─── RECORDED INFORMATION
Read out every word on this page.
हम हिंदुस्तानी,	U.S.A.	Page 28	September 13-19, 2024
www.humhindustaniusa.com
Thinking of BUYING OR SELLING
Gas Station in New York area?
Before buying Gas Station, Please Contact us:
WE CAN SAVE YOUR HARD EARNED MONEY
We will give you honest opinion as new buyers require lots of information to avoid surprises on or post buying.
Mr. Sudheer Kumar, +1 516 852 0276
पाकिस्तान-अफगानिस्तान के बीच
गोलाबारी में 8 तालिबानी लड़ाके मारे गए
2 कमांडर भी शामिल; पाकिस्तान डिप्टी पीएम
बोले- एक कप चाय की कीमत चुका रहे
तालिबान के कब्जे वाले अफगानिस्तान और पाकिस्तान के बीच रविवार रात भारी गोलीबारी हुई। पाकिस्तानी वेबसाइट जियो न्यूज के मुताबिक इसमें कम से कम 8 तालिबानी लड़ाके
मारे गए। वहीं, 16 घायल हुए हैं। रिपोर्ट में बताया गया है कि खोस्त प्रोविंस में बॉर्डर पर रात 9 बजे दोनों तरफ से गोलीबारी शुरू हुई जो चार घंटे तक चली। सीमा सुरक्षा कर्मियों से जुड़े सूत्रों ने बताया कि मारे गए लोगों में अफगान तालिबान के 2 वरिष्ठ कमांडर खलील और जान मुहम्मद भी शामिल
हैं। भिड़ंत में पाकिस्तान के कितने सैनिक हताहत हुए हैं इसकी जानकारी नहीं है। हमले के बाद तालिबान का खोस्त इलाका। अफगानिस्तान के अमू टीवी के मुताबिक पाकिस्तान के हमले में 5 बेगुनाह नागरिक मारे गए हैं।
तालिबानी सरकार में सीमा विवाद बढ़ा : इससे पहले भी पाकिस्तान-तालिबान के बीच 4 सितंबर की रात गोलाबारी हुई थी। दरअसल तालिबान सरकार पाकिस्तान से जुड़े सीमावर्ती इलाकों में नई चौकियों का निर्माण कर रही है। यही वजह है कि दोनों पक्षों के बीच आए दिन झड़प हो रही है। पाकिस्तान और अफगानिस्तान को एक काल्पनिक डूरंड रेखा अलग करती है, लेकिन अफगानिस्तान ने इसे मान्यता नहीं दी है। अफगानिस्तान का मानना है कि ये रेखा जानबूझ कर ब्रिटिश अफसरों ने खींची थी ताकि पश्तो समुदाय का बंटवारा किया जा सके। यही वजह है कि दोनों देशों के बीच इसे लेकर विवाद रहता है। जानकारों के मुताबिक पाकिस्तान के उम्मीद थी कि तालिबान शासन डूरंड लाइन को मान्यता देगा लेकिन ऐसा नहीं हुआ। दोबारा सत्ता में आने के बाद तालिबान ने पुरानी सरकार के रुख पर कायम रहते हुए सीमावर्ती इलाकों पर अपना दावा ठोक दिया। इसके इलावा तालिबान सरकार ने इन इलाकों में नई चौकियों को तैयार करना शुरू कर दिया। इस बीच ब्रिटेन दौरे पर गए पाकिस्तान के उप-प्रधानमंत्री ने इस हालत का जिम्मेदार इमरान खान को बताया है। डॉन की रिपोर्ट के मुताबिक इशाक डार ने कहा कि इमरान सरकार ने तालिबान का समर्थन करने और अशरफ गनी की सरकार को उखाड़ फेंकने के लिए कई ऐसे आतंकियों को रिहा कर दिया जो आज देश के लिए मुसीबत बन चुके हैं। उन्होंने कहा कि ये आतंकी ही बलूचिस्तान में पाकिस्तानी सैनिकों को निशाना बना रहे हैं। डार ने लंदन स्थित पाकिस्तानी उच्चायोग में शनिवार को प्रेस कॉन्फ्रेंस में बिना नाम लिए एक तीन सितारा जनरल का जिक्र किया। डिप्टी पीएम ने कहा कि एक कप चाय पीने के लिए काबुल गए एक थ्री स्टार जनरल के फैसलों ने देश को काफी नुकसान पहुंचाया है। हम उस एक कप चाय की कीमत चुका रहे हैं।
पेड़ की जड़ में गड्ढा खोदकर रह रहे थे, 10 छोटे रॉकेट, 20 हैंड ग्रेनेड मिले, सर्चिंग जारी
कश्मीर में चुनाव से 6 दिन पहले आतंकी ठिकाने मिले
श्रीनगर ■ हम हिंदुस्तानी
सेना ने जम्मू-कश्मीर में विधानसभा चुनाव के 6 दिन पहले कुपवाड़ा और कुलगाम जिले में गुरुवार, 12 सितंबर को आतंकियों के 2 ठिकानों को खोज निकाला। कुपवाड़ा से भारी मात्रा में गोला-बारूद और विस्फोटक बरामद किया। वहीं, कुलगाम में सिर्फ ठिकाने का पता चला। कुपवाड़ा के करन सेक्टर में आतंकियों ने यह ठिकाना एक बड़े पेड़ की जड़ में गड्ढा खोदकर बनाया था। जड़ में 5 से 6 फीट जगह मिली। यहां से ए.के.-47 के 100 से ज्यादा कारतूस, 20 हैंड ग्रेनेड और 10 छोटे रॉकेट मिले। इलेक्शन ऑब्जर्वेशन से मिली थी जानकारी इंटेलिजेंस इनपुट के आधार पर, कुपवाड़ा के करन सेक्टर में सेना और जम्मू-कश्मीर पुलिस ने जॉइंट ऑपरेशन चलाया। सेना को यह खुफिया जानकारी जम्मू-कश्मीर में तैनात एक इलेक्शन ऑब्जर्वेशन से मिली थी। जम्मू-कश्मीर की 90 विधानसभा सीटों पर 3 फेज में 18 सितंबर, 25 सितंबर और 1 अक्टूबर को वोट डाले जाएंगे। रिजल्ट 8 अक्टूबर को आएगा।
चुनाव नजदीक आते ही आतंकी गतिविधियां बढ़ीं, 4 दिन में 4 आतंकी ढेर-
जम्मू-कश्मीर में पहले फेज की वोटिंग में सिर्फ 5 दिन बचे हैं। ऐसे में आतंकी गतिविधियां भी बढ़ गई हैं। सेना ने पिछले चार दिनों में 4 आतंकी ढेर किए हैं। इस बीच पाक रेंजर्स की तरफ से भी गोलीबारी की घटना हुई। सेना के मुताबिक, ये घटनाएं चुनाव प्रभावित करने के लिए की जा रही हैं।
──────
_TASK GOAL_
Scan the listing above and identify each line holding the string "Station"; copy every such line.

_EXPECTED ANSWER_
Gas Station in New York area?
Before buying Gas Station, Please Contact us:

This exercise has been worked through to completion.